======== PASSAGE TO READ ========
My son was 2 when we began to help him transition into his own big boy bed. At first he used our assistance to fall asleep – lullabies, holding hands, or gentle back rubs. It then changed to where he just needed us in the room.
Today, I found this scrap of paper and it reminded me of how sweet the words were we exchanged:
Me: Close your eyes. You can still imagine me here.
Son: I close my eyes and don’t see you but I know you’re there.
Me: You know I’m here.
Son: I know you’re there.
The Magic of Three Sentences
One of children’s greatest needs is to feel safe. These three words can help create that safety. Repeat them when you tuck your child in or are leaving the room:
You are Safe. You are Loved. You are Sleepy.
A Safety Bubble
Once in bed, our Go-to-Sleep ritual consisted of growing a safe bubble around my son (drawn in the air with my arms all around his body) and he would tell what material it consisted of that night (gold, iron, titanium, sparkles a nest of leaves, etc.) And nothing could go in and out but him and the rest of the family (including our dog, of course).
Special Friend
Encourage your child to have a special stuffy or blanket. Parents sleep together. The child might be feeling lonely in comparison to what he or she sees modeled.
======== DATA EXCERPT ========
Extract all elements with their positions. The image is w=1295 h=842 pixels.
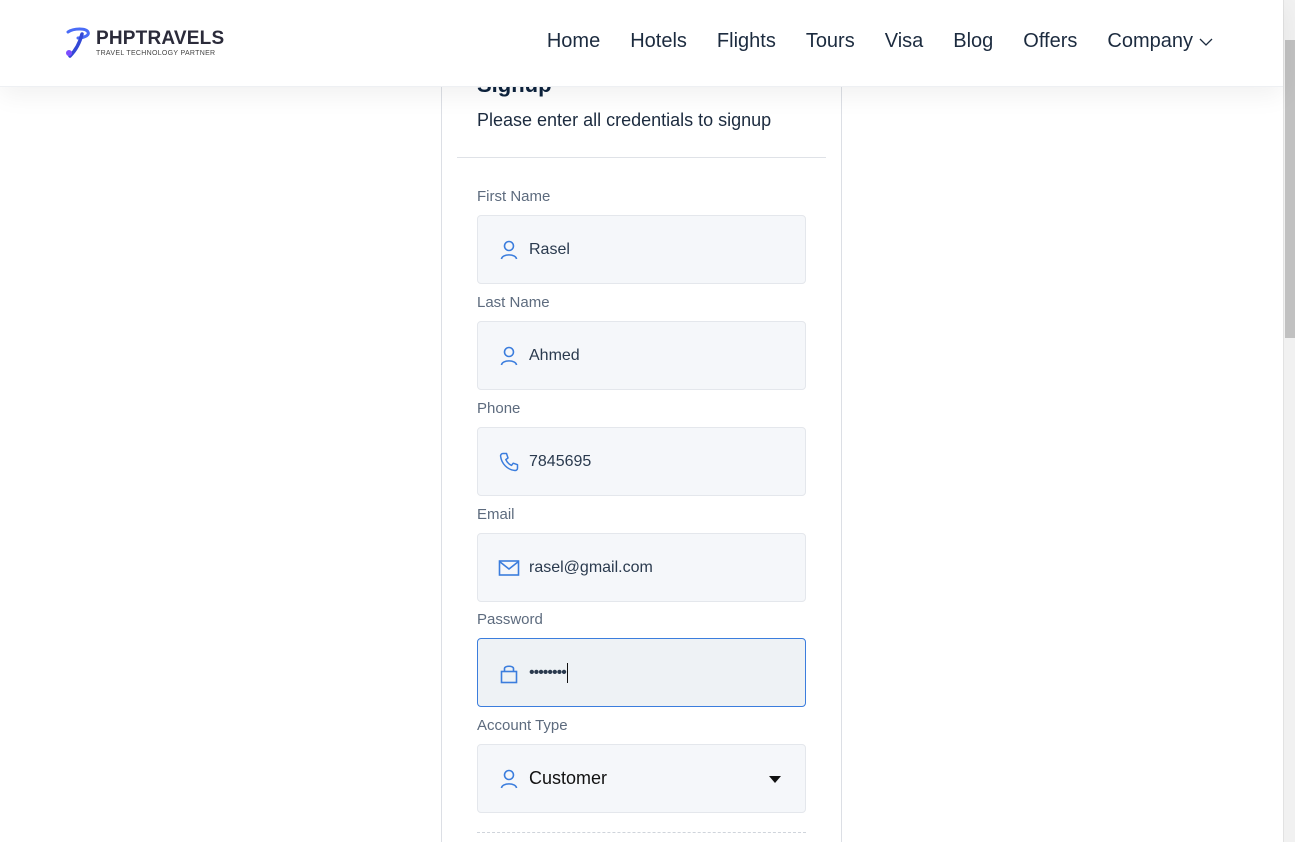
========
** WHAT TO DO **
(1) Reproduce verbatim everything in the passage on bedtime routines from "Son: I close" down to "she sees modeled.".
(2) Write the next part of the passage on bedtime routines, picking up right after its final sentence.

** ANSWER LIST **
(1)
Son: I close my eyes and don’t see you but I know you’re there.
Me: You know I’m here.
Son: I know you’re there.
The Magic of Three Sentences
One of children’s greatest needs is to feel safe. These three words can help create that safety. Repeat them when you tuck your child in or are leaving the room:
You are Safe. You are Loved. You are Sleepy.
A Safety Bubble
Once in bed, our Go-to-Sleep ritual consisted of growing a safe bubble around my son (drawn in the air with my arms all around his body) and he would tell what material it consisted of that night (gold, iron, titanium, sparkles a nest of leaves, etc.) And nothing could go in and out but him and the rest of the family (including our dog, of course).
Special Friend
Encourage your child to have a special stuffy or blanket. Parents sleep together. The child might be feeling lonely in comparison to what he or she sees modeled.

(2)
Calm Their Brain
Repetitive Tasks: If your child is anxious or chatty and energized before bed, you can teach them to direct their brain to repetitive tasks that will tire the brain. Give the child something mundane to think about. You can help a young child learn this by talking them through the steps of an event.
My son would review the elements of soccer practice that day. He might also review the path he rode on his bike, imagining the houses and landmarks, major uphills, or any other details. The more details the better.
Focus on a Body Part: Another tip is to help them focus on a smaller body part, especially one that is far from the head, like a baby toe. Encourage them to feel the toe, and only think about the toe. The imagination might need practice, so remind your child to return to the toe.
Sing a Lullaby: The repetition of a favorite song (even if it’s not a lullaby – ANY song can be slowed down) sung in YOUR voice is a great ritual to instill early on. The quality doesn’t matter here. It’s the effort that counts. Humming works well, too.
Lessen Excitement Inducers through Diet
Kelly Dorfman, M.S., L.N.D. and co-founder of the online resource Developmental Delay Resource, says that it s best to avoid common dietary excitement inducers if possible:
1) Aspartame – amino acid building blocks that stimulate the excitatory neurotransmitters through amino acid building blocks
2) Sugar – instant energy for children.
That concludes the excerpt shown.